*Page text*
◆ ◆ ◆ ◆ ◆

The Truncation methods applies to the input of the BERT model (the Tokens)
 
Usually, the key information of an article is at the beginning and end. We
use two different methods of truncate text to perform BERT fine-tuning


#### Second segmentation approach: head

in this approach, we will keep only the first chunk of 200 tokens for each documents, so if a document is split into 3 chunk of 200, we will only keep the first chunk and we will not keep the last two chunk.

![img/Head_Truncation.png](img/Head_Truncation.png)

In [None]:
TRAIN_BATCH_SIZE=8
EPOCH=10
validation_split = .2
shuffle_dataset = True
random_seed= 42
MIN_LEN=249
MAX_LEN = 100000
CHUNK_LEN=200
OVERLAP_LEN=50
#MAX_LEN=10000000
MAX_SIZE_DATASET=1000

approach='head'

print('Loading BERT tokenizer...')
bert_tokenizer = BertTokenizer.from_pretrained('dbmdz/bert-base-italian-xxl-uncased', do_lower_case=True)

dataset=ConsumerComplaintsDataset1(
    tokenizer=bert_tokenizer,
    min_len=MIN_LEN,
    max_len=MAX_LEN,
    chunk_len=CHUNK_LEN,
    max_size_dataset=MAX_SIZE_DATASET,
    overlap_len=OVERLAP_LEN,
    approach=approach)


#train_size = int(0.8 * len(dataset))
#test_size = len(dataset) - train_size
#train_dataset, test_dataset = random_split(dataset, [train_size, test_size])

# Creating data indices for training and validation splits:
dataset_size = len(dataset)
indices = list(range(dataset_size))
split = int(np.floor(validation_split * dataset_size))
if shuffle_dataset :
    np.random.seed(random_seed)
    np.random.shuffle(indices)
train_indices, val_indices = indices[split:], indices[:split]

# Creating PT data samplers and loaders:
train_sampler = SubsetRandomSampler(train_indices)

◆ ◆ ◆ ◆ ◆

*Available data*
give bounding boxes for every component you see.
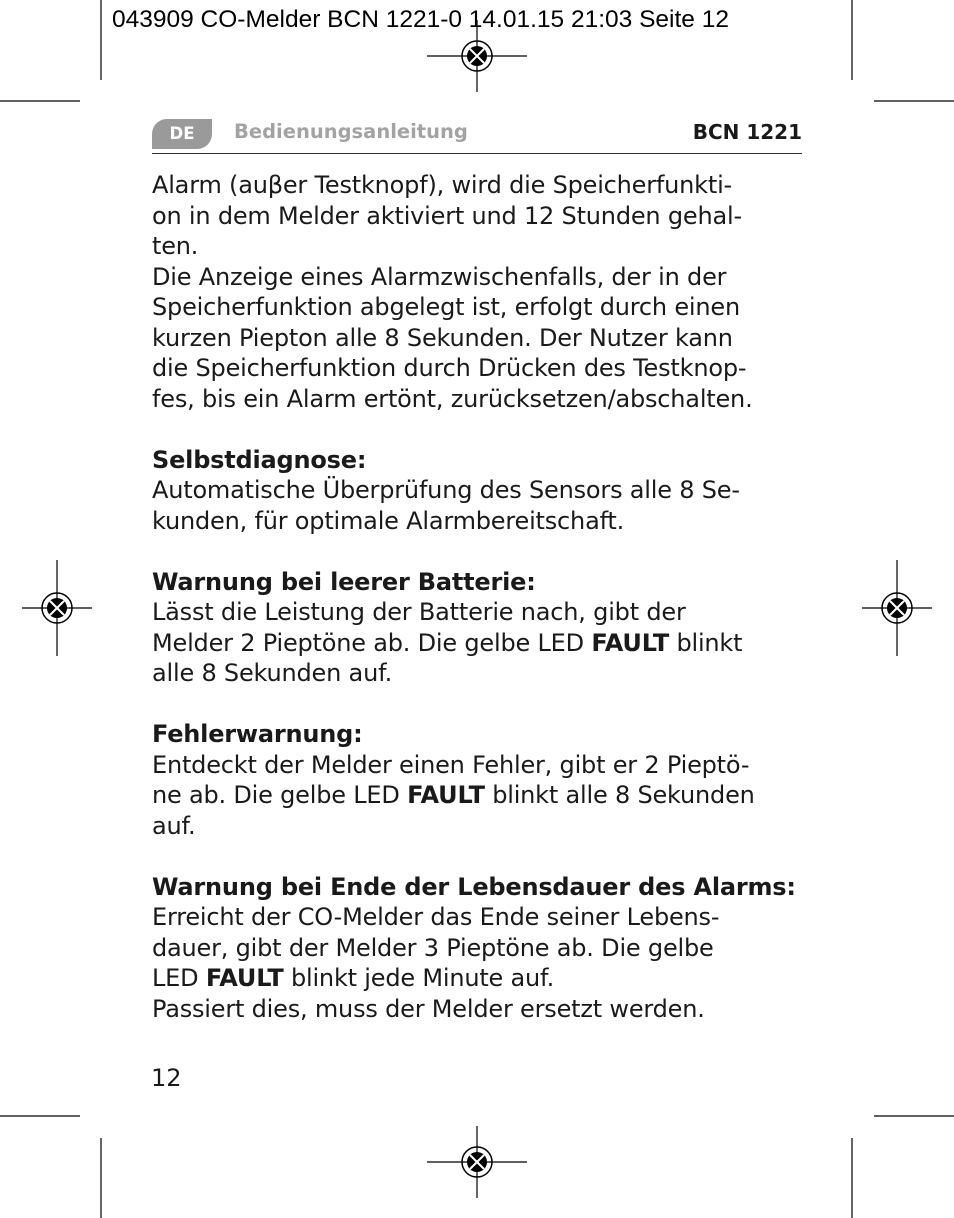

◆ ◆ ◆ ◆ ◆

*Problem A*
Retype the text on head truncation for BERT fine-tuning, starting with "#train_size = int(0.8" and going on through "dataset_size = len(dataset)".
*Problem B*
Extend the text on head truncation for BERT fine-tuning, picking up right after its final line.

*Result A*
#train_size = int(0.8 * len(dataset))
#test_size = len(dataset) - train_size
#train_dataset, test_dataset = random_split(dataset, [train_size, test_size])

# Creating data indices for training and validation splits:
dataset_size = len(dataset)

*Result B*
valid_sampler = SubsetRandomSampler(val_indices)

train_data_loader=DataLoader(
    dataset,
    batch_size=TRAIN_BATCH_SIZE,
    sampler=train_sampler,
    collate_fn=my_collate1)

valid_data_loader=DataLoader(
    dataset,
    batch_size=TRAIN_BATCH_SIZE,
    sampler=valid_sampler,
    collate_fn=my_collate1)


lr=3e-5#1e-3
num_training_steps=int(len(dataset) / TRAIN_BATCH_SIZE * EPOCH)

#decommenta per run con dati maggioli
n_class = dataset.get_n_classes()
print(n_class)
model=Bert_Classification_Model(n_class).to(device)
optimizer=AdamW(model.parameters(), lr=lr)
scheduler = get_linear_schedule_with_warmup(optimizer, 
                                        num_warmup_steps = 0,
                                        num_training_steps = num_training_steps)
val_losses=[]
batches_losses=[]
val_acc=[]
prev_val_loss = 1
log_file = open("log_file_temp.txt", "w")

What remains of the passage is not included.